> [Exercise description]:
Isolate every line in the records below with "layers" in it.

## Begin Data provided

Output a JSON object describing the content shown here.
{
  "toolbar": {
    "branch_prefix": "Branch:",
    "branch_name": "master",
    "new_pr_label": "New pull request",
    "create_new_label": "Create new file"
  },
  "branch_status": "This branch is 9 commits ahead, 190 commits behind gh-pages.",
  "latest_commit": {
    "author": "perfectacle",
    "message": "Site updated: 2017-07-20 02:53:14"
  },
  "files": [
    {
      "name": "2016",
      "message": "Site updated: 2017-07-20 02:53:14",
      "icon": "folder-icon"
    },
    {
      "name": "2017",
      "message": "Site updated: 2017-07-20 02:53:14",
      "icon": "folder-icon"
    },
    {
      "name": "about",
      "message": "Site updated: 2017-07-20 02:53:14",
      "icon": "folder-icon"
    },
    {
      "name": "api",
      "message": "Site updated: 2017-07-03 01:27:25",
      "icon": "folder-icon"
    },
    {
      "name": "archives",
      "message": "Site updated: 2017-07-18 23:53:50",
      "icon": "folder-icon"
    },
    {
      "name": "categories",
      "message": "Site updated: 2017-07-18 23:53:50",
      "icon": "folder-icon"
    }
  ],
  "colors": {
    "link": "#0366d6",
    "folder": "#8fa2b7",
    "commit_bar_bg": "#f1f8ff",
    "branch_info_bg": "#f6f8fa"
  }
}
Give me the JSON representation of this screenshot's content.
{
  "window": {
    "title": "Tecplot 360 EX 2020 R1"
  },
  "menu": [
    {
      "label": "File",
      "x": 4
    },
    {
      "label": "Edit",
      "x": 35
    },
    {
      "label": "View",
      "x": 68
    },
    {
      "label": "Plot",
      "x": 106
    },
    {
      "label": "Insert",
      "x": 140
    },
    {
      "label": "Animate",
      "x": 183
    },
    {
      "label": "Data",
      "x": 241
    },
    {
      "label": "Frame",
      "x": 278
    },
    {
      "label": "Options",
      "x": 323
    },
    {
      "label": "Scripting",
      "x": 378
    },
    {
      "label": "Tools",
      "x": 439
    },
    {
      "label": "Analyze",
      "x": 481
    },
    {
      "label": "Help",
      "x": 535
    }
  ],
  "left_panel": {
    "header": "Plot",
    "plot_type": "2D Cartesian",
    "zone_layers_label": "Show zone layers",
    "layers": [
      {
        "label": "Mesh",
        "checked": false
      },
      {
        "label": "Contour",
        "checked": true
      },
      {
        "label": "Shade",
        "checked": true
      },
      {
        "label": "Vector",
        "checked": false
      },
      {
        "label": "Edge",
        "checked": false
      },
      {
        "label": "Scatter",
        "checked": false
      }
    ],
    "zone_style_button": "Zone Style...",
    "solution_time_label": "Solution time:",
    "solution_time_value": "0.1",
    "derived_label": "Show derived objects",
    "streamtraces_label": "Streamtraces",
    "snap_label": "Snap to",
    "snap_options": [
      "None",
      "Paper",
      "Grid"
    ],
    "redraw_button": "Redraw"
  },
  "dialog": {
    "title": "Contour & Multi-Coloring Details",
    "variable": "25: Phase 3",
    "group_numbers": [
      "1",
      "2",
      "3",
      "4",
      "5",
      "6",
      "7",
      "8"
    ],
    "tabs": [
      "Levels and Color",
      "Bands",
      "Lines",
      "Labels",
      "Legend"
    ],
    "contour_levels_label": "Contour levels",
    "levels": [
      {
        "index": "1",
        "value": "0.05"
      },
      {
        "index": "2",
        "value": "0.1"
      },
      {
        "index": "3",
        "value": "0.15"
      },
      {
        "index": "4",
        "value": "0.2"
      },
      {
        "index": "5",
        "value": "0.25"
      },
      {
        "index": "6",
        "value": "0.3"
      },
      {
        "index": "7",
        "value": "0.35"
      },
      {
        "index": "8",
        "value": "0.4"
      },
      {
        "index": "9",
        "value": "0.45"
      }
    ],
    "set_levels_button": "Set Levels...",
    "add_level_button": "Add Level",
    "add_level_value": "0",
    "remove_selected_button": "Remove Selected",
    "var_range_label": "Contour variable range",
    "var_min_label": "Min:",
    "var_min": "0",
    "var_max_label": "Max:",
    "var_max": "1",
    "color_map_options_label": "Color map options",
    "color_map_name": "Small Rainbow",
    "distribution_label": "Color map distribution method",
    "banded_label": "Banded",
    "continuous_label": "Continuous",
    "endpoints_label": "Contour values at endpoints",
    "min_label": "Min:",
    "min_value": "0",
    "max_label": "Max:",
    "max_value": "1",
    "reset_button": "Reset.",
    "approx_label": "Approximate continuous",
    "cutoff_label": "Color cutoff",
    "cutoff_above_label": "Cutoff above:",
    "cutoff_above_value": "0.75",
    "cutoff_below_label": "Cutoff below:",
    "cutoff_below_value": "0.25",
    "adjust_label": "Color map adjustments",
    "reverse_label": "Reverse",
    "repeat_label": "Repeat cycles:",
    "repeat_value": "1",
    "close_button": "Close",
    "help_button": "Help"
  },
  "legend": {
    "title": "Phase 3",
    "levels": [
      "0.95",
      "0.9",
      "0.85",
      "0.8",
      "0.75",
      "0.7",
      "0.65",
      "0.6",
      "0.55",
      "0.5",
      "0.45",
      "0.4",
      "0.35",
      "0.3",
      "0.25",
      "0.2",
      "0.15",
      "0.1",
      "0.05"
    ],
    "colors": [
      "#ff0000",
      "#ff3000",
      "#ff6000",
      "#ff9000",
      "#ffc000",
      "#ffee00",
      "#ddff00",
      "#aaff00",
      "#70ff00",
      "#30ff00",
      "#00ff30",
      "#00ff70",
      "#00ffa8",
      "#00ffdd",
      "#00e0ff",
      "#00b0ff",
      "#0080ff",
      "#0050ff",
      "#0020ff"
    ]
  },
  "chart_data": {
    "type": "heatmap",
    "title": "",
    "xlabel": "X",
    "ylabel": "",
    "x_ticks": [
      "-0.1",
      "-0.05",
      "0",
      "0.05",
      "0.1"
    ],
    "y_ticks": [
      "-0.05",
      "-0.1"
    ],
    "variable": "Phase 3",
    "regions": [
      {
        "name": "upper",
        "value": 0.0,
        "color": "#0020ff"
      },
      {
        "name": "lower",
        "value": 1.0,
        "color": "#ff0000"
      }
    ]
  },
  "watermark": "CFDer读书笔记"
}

## End Data provided

> [Complete response]:
    "zone_layers_label": "Show zone layers",
    "layers": [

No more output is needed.